:: WHAT THE EXERCISE ASKS ::
Without the pictures, copy all the entries below exactly.

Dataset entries
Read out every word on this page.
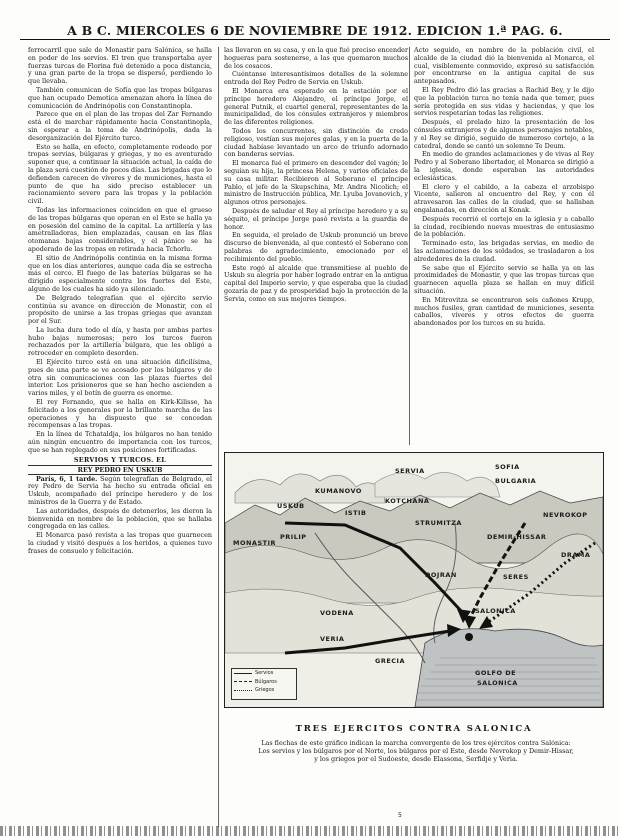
A B C. MIERCOLES 6 DE NOVIEMBRE DE 1912. EDICION 1.ª PAG. 6.

ferrocarril que sale de Monastir para Salónica, se halla en poder de los servios. El tren que transportaba ayer fuerzas turcas de Florina fué detenido a poca distancia, y una gran parte de la tropa se dispersó, perdiendo lo que llevaba.

También comunican de Sofía que las tropas búlgaras que han ocupado Demotica amenazan ahora la línea de comunicación de Andrinópolis con Constantinopla.

Parece que en el plan de las tropas del Zar Fernando está el de marchar rápidamente hacia Constantinopla, sin esperar a la toma de Andrinópolis, dada la desorganización del Ejército turco.

Esto se halla, en efecto, completamente rodeado por tropas servias, búlgaras y griegas, y no es aventurado suponer que, a continuar la situación actual, la caída de la plaza será cuestión de pocos días. Las brigadas que lo defienden carecen de víveres y de municiones, hasta el punto de que ha sido preciso establecer un racionamiento severo para las tropas y la población civil.

Todas las informaciones coinciden en que el grueso de las tropas búlgaras que operan en el Este se halla ya en posesión del camino de la capital. La artillería y las ametralladoras, bien emplazadas, causan en las filas otomanas bajas considerables, y el pánico se ha apoderado de las tropas en retirada hacia Tchorlu.

El sitio de Andrinópolis continúa en la misma forma que en los días anteriores, aunque cada día se estrecha más el cerco. El fuego de las baterías búlgaras se ha dirigido especialmente contra los fuertes del Este, alguno de los cuales ha sido ya silenciado.

De Belgrado telegrafían que el ejército servio continúa su avance en dirección de Monastir, con el propósito de unirse a las tropas griegas que avanzan por el Sur.

La lucha dura todo el día, y hasta por ambas partes hubo bajas numerosas; pero los turcos fueron rechazados por la artillería búlgara, que les obligó a retroceder en completo desorden.

El Ejército turco está en una situación dificilísima, pues de una parte se ve acosado por los búlgaros y de otra sin comunicaciones con las plazas fuertes del interior. Los prisioneros que se han hecho ascienden a varios miles, y el botín de guerra es enorme.

El rey Fernando, que se halla en Kirk-Kilisse, ha felicitado a los generales por la brillante marcha de las operaciones y ha dispuesto que se concedan recompensas a las tropas.

En la línea de Tchataldja, los búlgaros no han tenido aún ningún encuentro de importancia con los turcos, que se han replegado en sus posiciones fortificadas.

SERVIOS Y TURCOS. EL

REY PEDRO EN USKUB

París, 6, 1 tarde. Según telegrafían de Belgrado, el rey Pedro de Servia ha hecho su entrada oficial en Uskub, acompañado del príncipe heredero y de los ministros de la Guerra y de Estado.

Las autoridades, después de detenerlos, les dieron la bienvenida en nombre de la población, que se hallaba congregada en las calles.

El Monarca pasó revista a las tropas que guarnecen la ciudad y visitó después a los heridos, a quienes tuvo frases de consuelo y felicitación.

las llevaron en su casa, y en la que fué preciso encender hogueras para sostenerse, a las que quemaron muchos de los cosacos.

Cuéntanse interesantísimos detalles de la solemne entrada del Rey Pedro de Servia en Uskub.

El Monarca era esperado en la estación por el príncipe heredero Alejandro, el príncipe Jorge, el general Putnik, el cuartel general, representantes de la municipalidad, de los cónsules extranjeros y miembros de las diferentes religiones.

Todos los concurrentes, sin distinción de credo religioso, vestían sus mejores galas, y en la puerta de la ciudad habíase levantado un arco de triunfo adornado con banderas servias.

El monarca fué el primero en descender del vagón; le seguían su hija, la princesa Helena, y varios oficiales de su casa militar. Recibieron al Soberano el príncipe Pablo, el jefe de la Skupschina, Mr. Andra Nicolich; el ministro de Instrucción pública, Mr. Lyuba Jovanovich, y algunos otros personajes.

Después de saludar el Rey al príncipe heredero y a su séquito, el príncipe Jorge pasó revista a la guardia de honor.

En seguida, el prelado de Uskub pronunció un breve discurso de bienvenida, al que contestó el Soberano con palabras de agradecimiento, emocionado por el recibimiento del pueblo.

Este rogó al alcalde que transmitiese al pueblo de Uskub su alegría por haber logrado entrar en la antigua capital del Imperio servio, y que esperaba que la ciudad gozaría de paz y de prosperidad bajo la protección de la Servia, como en sus mejores tiempos.

Acto seguido, en nombre de la población civil, el alcalde de la ciudad dió la bienvenida al Monarca, el cual, visiblemente conmovido, expresó su satisfacción por encontrarse en la antigua capital de sus antepasados.

El Rey Pedro dió las gracias a Rachid Bey, y le dijo que la población turca no tenía nada que temer, pues sería protegida en sus vidas y haciendas, y que los servios respetarían todas las religiones.

Después, el prelado hizo la presentación de los cónsules extranjeros y de algunos personajes notables, y el Rey se dirigió, seguido de numeroso cortejo, a la catedral, donde se cantó un solemne Te Deum.

En medio de grandes aclamaciones y de vivas al Rey Pedro y al Soberano libertador, el Monarca se dirigió a la iglesia, donde esperaban las autoridades eclesiásticas.

El clero y el cabildo, a la cabeza el arzobispo Vicente, salieron al encuentro del Rey, y con él atravesaron las calles de la ciudad, que se hallaban engalanadas, en dirección al Konak.

Después recorrió el cortejo en la iglesia y a caballo la ciudad, recibiendo nuevas muestras de entusiasmo de la población.

Terminado esto, las brigadas servias, en medio de las aclamaciones de los soldados, se trasladaron a los alrededores de la ciudad.

Se sabe que el Ejército servio se halla ya en las proximidades de Monastir, y que las tropas turcas que guarnecen aquella plaza se hallan en muy difícil situación.

En Mitrovitza se encontraron seis cañones Krupp, muchos fusiles, gran cantidad de municiones, sesenta caballos, víveres y otros efectos de guerra abandonados por los turcos en su huída.

SERVIA	SOFIA
BULGARIA
USKUB
KUMANOVO
ISTIB
KOTCHANA
STRUMITZA
MONASTIR
PRILIP
DOJRAN
NEVROKOP
DRAMA
DEMIR-HISSAR
SERES
SALONICA
VODENA
VERIA
GRECIA
GOLFO DE
SALONICA
Servios
Búlgaros
Griegos
TRES EJERCITOS CONTRA SALONICA
Las flechas de este gráfico indican la marcha convergente de los tres ejércitos contra Salónica:
Los servios y los búlgaros por el Norte, los búlgaros por el Este, desde Nevrokop y Demir-Hissar,
y los griegos por el Sudoeste, desde Elassona, Serfidje y Veria.
5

:: EXERCISE RESULT ::
Read out every word on this page.
A B C. MIERCOLES 6 DE NOVIEMBRE DE 1912. EDICION 1.ª PAG. 6.

ferrocarril que sale de Monastir para Salónica, se halla en poder de los servios. El tren que transportaba ayer fuerzas turcas de Florina fué detenido a poca distancia, y una gran parte de la tropa se dispersó, perdiendo lo que llevaba.

También comunican de Sofía que las tropas búlgaras que han ocupado Demotica amenazan ahora la línea de comunicación de Andrinópolis con Constantinopla.

Parece que en el plan de las tropas del Zar Fernando está el de marchar rápidamente hacia Constantinopla, sin esperar a la toma de Andrinópolis, dada la desorganización del Ejército turco.

Esto se halla, en efecto, completamente rodeado por tropas servias, búlgaras y griegas, y no es aventurado suponer que, a continuar la situación actual, la caída de la plaza será cuestión de pocos días. Las brigadas que lo defienden carecen de víveres y de municiones, hasta el punto de que ha sido preciso establecer un racionamiento severo para las tropas y la población civil.

Todas las informaciones coinciden en que el grueso de las tropas búlgaras que operan en el Este se halla ya en posesión del camino de la capital. La artillería y las ametralladoras, bien emplazadas, causan en las filas otomanas bajas considerables, y el pánico se ha apoderado de las tropas en retirada hacia Tchorlu.

El sitio de Andrinópolis continúa en la misma forma que en los días anteriores, aunque cada día se estrecha más el cerco. El fuego de las baterías búlgaras se ha dirigido especialmente contra los fuertes del Este, alguno de los cuales ha sido ya silenciado.

De Belgrado telegrafían que el ejército servio continúa su avance en dirección de Monastir, con el propósito de unirse a las tropas griegas que avanzan por el Sur.

La lucha dura todo el día, y hasta por ambas partes hubo bajas numerosas; pero los turcos fueron rechazados por la artillería búlgara, que les obligó a retroceder en completo desorden.

El Ejército turco está en una situación dificilísima, pues de una parte se ve acosado por los búlgaros y de otra sin comunicaciones con las plazas fuertes del interior. Los prisioneros que se han hecho ascienden a varios miles, y el botín de guerra es enorme.

El rey Fernando, que se halla en Kirk-Kilisse, ha felicitado a los generales por la brillante marcha de las operaciones y ha dispuesto que se concedan recompensas a las tropas.

En la línea de Tchataldja, los búlgaros no han tenido aún ningún encuentro de importancia con los turcos, que se han replegado en sus posiciones fortificadas.

SERVIOS Y TURCOS. EL

REY PEDRO EN USKUB

París, 6, 1 tarde. Según telegrafían de Belgrado, el rey Pedro de Servia ha hecho su entrada oficial en Uskub, acompañado del príncipe heredero y de los ministros de la Guerra y de Estado.

Las autoridades, después de detenerlos, les dieron la bienvenida en nombre de la población, que se hallaba congregada en las calles.

El Monarca pasó revista a las tropas que guarnecen la ciudad y visitó después a los heridos, a quienes tuvo frases de consuelo y felicitación.

las llevaron en su casa, y en la que fué preciso encender hogueras para sostenerse, a las que quemaron muchos de los cosacos.

Cuéntanse interesantísimos detalles de la solemne entrada del Rey Pedro de Servia en Uskub.

El Monarca era esperado en la estación por el príncipe heredero Alejandro, el príncipe Jorge, el general Putnik, el cuartel general, representantes de la municipalidad, de los cónsules extranjeros y miembros de las diferentes religiones.

Todos los concurrentes, sin distinción de credo religioso, vestían sus mejores galas, y en la puerta de la ciudad habíase levantado un arco de triunfo adornado con banderas servias.

El monarca fué el primero en descender del vagón; le seguían su hija, la princesa Helena, y varios oficiales de su casa militar. Recibieron al Soberano el príncipe Pablo, el jefe de la Skupschina, Mr. Andra Nicolich; el ministro de Instrucción pública, Mr. Lyuba Jovanovich, y algunos otros personajes.

Después de saludar el Rey al príncipe heredero y a su séquito, el príncipe Jorge pasó revista a la guardia de honor.

En seguida, el prelado de Uskub pronunció un breve discurso de bienvenida, al que contestó el Soberano con palabras de agradecimiento, emocionado por el recibimiento del pueblo.

Este rogó al alcalde que transmitiese al pueblo de Uskub su alegría por haber logrado entrar en la antigua capital del Imperio servio, y que esperaba que la ciudad gozaría de paz y de prosperidad bajo la protección de la Servia, como en sus mejores tiempos.

Acto seguido, en nombre de la población civil, el alcalde de la ciudad dió la bienvenida al Monarca, el cual, visiblemente conmovido, expresó su satisfacción por encontrarse en la antigua capital de sus antepasados.

El Rey Pedro dió las gracias a Rachid Bey, y le dijo que la población turca no tenía nada que temer, pues sería protegida en sus vidas y haciendas, y que los servios respetarían todas las religiones.

Después, el prelado hizo la presentación de los cónsules extranjeros y de algunos personajes notables, y el Rey se dirigió, seguido de numeroso cortejo, a la catedral, donde se cantó un solemne Te Deum.

En medio de grandes aclamaciones y de vivas al Rey Pedro y al Soberano libertador, el Monarca se dirigió a la iglesia, donde esperaban las autoridades eclesiásticas.

El clero y el cabildo, a la cabeza el arzobispo Vicente, salieron al encuentro del Rey, y con él atravesaron las calles de la ciudad, que se hallaban engalanadas, en dirección al Konak.

Después recorrió el cortejo en la iglesia y a caballo la ciudad, recibiendo nuevas muestras de entusiasmo de la población.

Terminado esto, las brigadas servias, en medio de las aclamaciones de los soldados, se trasladaron a los alrededores de la ciudad.

Se sabe que el Ejército servio se halla ya en las proximidades de Monastir, y que las tropas turcas que guarnecen aquella plaza se hallan en muy difícil situación.

En Mitrovitza se encontraron seis cañones Krupp, muchos fusiles, gran cantidad de municiones, sesenta caballos, víveres y otros efectos de guerra abandonados por los turcos en su huída.

SERVIA	SOFIA
BULGARIA
USKUB
KUMANOVO
ISTIB
KOTCHANA
STRUMITZA
MONASTIR
PRILIP
DOJRAN
NEVROKOP
DRAMA
DEMIR-HISSAR
SERES
SALONICA
VODENA
VERIA
GRECIA
GOLFO DE
SALONICA
Servios
Búlgaros
Griegos
TRES EJERCITOS CONTRA SALONICA
Las flechas de este gráfico indican la marcha convergente de los tres ejércitos contra Salónica:
Los servios y los búlgaros por el Norte, los búlgaros por el Este, desde Nevrokop y Demir-Hissar,
y los griegos por el Sudoeste, desde Elassona, Serfidje y Veria.
5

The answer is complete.